* [PROBLEMS TO SOLVE]
(A) According to the Aji Ramen review, what do the pork buns cost?
(B) Retype the Aji Ramen review from "It’s a random" to "whole place hums.", keeping every word and mark unchanged.

* [GIVEN TEXT]
GO WITH THE PORK: The ramen bowl of pork belly, egg, onions, black mushrooms and "chili hair" was served piping hot.

It’s a random weekday night around 7 p.m. and Aji Ramen is buzzing. Its location in an unassuming West Little Rock strip mall (a couple of doors down from Star of India) belies the fun, hip vibe inside. There are several four-top tables along the southernmost wall and more seating around the L-shaped bar. The kitchen is open, allowing aromas to drift. Servers dart here and there. The sound of slurping can be heard at the little bar beside the front door. The whole place hums.

The wall of the long, narrow restaurant is home to a mural depicting jolly Japanese men making ramen noodles and broth. The good-spirited staff seemed to go about their work with a similar disposition. “It’s always this busy,” our server said when we asked if the amount of hubbub was normal. “On weekend nights, there’s a line.”


Aji achieves a rare bit of magic, making you feel like you’re somewhere else entirely. Tucked into a table in the back corner of the restaurant with a couple of friends, we felt like we’d ducked into a ramen bar on a cold night in Brooklyn.

There are plenty of small plates to share. Although we were tempted by the fried octopus balls, we decided on some more familiar choices. The fried vegetable spring rolls ($2.95 for two) are what you’d expect: filled with veggies, fried to a golden brown, a safe and dependable choice. The pork and veggie gyoza dumplings ($4.95 for six) were one of our favorites. They’re lightly fried, which adds a nice textural note, and the ponzu sauce that comes with them is bright and tasty. The pork buns ($4.25 for two) were a bit heftier than the rest, but they’re great for splitting. The pork belly was cooked properly: tender and juicy. The bun itself was nothing remarkable (we’ve found that to be the case no matter where we’ve had them), but the pork and sauce more than made up for it.


For the main course, you basically have two options: ramen or rice bowls. Within those two categories, there are lots of varieties to choose from. We picked our server’s brain about what to order for the main course. “Any of the Ms and Ts,” she said, referring to different ramen options (M for miso broth and T for tonkotsu, or pork broth, as far as we know). “And go with pork over chicken.”

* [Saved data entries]

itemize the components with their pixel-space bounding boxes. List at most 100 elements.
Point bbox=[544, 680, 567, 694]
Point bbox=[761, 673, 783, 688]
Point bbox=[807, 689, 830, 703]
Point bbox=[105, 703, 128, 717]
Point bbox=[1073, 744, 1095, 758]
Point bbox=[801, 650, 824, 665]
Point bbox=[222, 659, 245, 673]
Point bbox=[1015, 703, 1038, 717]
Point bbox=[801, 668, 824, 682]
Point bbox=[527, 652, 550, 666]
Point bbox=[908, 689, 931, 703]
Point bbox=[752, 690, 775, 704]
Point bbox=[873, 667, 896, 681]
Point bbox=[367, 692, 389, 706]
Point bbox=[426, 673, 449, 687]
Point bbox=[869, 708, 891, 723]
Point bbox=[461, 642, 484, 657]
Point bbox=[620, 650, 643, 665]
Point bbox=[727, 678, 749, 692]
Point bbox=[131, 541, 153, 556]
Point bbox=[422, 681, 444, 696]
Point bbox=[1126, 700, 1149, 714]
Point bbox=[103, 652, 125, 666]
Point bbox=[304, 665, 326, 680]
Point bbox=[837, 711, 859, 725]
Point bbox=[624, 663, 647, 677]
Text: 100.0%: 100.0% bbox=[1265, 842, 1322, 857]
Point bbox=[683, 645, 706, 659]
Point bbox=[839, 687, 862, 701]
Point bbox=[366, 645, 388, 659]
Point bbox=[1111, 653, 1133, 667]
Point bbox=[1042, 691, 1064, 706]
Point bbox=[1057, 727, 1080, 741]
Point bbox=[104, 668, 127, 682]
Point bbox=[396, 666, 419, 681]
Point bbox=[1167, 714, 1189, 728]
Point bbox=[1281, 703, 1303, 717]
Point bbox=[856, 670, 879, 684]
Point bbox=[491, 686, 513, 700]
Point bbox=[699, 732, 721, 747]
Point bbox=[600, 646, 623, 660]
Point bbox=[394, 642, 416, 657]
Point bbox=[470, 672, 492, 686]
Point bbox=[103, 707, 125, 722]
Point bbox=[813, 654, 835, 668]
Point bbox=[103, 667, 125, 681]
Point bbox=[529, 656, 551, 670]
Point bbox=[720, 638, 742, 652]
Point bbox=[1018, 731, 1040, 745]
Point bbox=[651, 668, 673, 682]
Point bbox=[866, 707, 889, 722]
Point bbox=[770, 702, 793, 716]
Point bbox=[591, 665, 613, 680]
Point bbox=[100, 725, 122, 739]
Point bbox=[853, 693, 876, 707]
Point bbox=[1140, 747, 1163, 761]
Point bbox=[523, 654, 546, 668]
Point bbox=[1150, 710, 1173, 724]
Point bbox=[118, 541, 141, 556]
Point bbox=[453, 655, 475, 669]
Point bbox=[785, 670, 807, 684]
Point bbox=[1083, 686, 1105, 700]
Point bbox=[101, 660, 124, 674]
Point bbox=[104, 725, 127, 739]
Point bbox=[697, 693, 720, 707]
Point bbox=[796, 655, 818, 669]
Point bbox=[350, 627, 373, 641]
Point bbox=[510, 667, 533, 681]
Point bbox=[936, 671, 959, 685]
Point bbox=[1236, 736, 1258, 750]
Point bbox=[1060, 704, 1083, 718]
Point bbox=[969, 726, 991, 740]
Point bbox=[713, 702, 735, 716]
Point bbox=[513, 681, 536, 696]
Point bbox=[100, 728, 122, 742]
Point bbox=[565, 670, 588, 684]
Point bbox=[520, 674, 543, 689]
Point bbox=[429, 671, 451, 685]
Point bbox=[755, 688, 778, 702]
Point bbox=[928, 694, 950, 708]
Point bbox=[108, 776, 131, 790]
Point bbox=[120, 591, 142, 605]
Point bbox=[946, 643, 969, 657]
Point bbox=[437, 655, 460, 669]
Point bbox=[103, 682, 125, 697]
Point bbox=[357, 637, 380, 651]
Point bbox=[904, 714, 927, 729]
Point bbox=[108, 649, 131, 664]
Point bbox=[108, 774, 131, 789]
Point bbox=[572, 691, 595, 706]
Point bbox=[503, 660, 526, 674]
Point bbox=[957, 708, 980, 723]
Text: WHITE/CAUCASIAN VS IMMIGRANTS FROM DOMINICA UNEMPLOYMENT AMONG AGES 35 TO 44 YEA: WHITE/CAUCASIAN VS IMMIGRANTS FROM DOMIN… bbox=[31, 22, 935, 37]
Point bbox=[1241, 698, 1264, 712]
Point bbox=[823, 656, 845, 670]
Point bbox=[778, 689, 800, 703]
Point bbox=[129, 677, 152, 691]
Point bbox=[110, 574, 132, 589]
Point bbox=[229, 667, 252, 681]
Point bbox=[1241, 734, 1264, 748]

* [OUTPUTS BY TASK]
(A) The pork buns cost $4.25 for two.

(B)
It’s a random weekday night around 7 p.m. and Aji Ramen is buzzing. Its location in an unassuming West Little Rock strip mall (a couple of doors down from Star of India) belies the fun, hip vibe inside. There are several four-top tables along the southernmost wall and more seating around the L-shaped bar. The kitchen is open, allowing aromas to drift. Servers dart here and there. The sound of slurping can be heard at the little bar beside the front door. The whole place hums.